-- Exercise --
Every record here needs to be written out again exactly.
□ □ □
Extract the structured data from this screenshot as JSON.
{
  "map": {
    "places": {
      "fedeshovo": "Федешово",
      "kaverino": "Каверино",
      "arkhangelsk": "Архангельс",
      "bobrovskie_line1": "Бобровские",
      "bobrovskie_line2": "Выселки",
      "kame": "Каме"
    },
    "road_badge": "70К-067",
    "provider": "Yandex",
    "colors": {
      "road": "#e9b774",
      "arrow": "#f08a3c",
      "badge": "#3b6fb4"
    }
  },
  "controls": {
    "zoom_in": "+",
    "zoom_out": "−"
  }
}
□ □ □
-- Solution --
Extract the structured data from this screenshot as JSON.
{
  "map": {
    "places": {
      "fedeshovo": "Федешово",
      "kaverino": "Каверино",
      "arkhangelsk": "Архангельс",
      "bobrovskie_line1": "Бобровские",
      "bobrovskie_line2": "Выселки",
      "kame": "Каме"
    },
    "road_badge": "70К-067",
    "provider": "Yandex",
    "colors": {
      "road": "#e9b774",
      "arrow": "#f08a3c",
      "badge": "#3b6fb4"
    }
  },
  "controls": {
    "zoom_in": "+",
    "zoom_out": "−"
  }
}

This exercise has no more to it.